*DIRECTIVE*
Retype the complete listing exactly as it appears.

*Data listing*
## START

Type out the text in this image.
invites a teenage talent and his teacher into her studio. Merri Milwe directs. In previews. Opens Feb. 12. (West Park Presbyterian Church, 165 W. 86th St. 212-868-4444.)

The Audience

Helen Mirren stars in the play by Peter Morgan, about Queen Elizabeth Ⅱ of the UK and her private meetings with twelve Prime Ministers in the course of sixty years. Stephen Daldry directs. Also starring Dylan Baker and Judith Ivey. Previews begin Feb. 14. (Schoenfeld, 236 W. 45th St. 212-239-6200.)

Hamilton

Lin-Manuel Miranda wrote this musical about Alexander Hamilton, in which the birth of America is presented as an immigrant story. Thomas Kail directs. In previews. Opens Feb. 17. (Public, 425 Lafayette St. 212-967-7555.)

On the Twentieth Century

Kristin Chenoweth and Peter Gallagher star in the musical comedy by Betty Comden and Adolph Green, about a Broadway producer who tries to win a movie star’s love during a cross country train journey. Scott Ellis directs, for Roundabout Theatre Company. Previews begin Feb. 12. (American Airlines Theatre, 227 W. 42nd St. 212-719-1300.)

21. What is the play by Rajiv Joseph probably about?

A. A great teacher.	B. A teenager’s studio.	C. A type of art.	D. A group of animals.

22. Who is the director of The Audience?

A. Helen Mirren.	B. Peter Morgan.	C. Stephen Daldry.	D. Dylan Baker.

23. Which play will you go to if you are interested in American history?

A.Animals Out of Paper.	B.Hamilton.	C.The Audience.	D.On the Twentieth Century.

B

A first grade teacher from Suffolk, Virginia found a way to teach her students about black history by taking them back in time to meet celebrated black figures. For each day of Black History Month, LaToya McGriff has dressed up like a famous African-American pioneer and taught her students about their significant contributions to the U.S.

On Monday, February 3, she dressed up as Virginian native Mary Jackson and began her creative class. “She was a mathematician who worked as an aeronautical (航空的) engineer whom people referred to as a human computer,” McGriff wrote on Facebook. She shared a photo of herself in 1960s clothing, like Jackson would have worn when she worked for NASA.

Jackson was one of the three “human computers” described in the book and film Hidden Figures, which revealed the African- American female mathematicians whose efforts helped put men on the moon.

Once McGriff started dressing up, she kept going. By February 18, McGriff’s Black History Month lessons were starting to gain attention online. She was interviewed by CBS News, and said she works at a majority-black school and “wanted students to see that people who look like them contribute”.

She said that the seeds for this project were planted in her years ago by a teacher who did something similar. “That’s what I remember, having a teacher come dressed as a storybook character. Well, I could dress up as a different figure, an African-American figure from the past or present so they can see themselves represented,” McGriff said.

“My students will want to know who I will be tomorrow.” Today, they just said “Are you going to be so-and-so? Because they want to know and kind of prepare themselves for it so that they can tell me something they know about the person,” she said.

## END

*THE COMPLETED TASK*
Type out the text in this image.
invites a teenage talent and his teacher into her studio. Merri Milwe directs. In previews. Opens Feb. 12. (West Park Presbyterian Church, 165 W. 86th St. 212-868-4444.)

The Audience

Helen Mirren stars in the play by Peter Morgan, about Queen Elizabeth Ⅱ of the UK and her private meetings with twelve Prime Ministers in the course of sixty years. Stephen Daldry directs. Also starring Dylan Baker and Judith Ivey. Previews begin Feb. 14. (Schoenfeld, 236 W. 45th St. 212-239-6200.)

Hamilton

Lin-Manuel Miranda wrote this musical about Alexander Hamilton, in which the birth of America is presented as an immigrant story. Thomas Kail directs. In previews. Opens Feb. 17. (Public, 425 Lafayette St. 212-967-7555.)

On the Twentieth Century

Kristin Chenoweth and Peter Gallagher star in the musical comedy by Betty Comden and Adolph Green, about a Broadway producer who tries to win a movie star’s love during a cross country train journey. Scott Ellis directs, for Roundabout Theatre Company. Previews begin Feb. 12. (American Airlines Theatre, 227 W. 42nd St. 212-719-1300.)

21. What is the play by Rajiv Joseph probably about?

A. A great teacher.	B. A teenager’s studio.	C. A type of art.	D. A group of animals.

22. Who is the director of The Audience?

A. Helen Mirren.	B. Peter Morgan.	C. Stephen Daldry.	D. Dylan Baker.

23. Which play will you go to if you are interested in American history?

A.Animals Out of Paper.	B.Hamilton.	C.The Audience.	D.On the Twentieth Century.

B

A first grade teacher from Suffolk, Virginia found a way to teach her students about black history by taking them back in time to meet celebrated black figures. For each day of Black History Month, LaToya McGriff has dressed up like a famous African-American pioneer and taught her students about their significant contributions to the U.S.

On Monday, February 3, she dressed up as Virginian native Mary Jackson and began her creative class. “She was a mathematician who worked as an aeronautical (航空的) engineer whom people referred to as a human computer,” McGriff wrote on Facebook. She shared a photo of herself in 1960s clothing, like Jackson would have worn when she worked for NASA.

Jackson was one of the three “human computers” described in the book and film Hidden Figures, which revealed the African- American female mathematicians whose efforts helped put men on the moon.

Once McGriff started dressing up, she kept going. By February 18, McGriff’s Black History Month lessons were starting to gain attention online. She was interviewed by CBS News, and said she works at a majority-black school and “wanted students to see that people who look like them contribute”.

She said that the seeds for this project were planted in her years ago by a teacher who did something similar. “That’s what I remember, having a teacher come dressed as a storybook character. Well, I could dress up as a different figure, an African-American figure from the past or present so they can see themselves represented,” McGriff said.

“My students will want to know who I will be tomorrow.” Today, they just said “Are you going to be so-and-so? Because they want to know and kind of prepare themselves for it so that they can tell me something they know about the person,” she said.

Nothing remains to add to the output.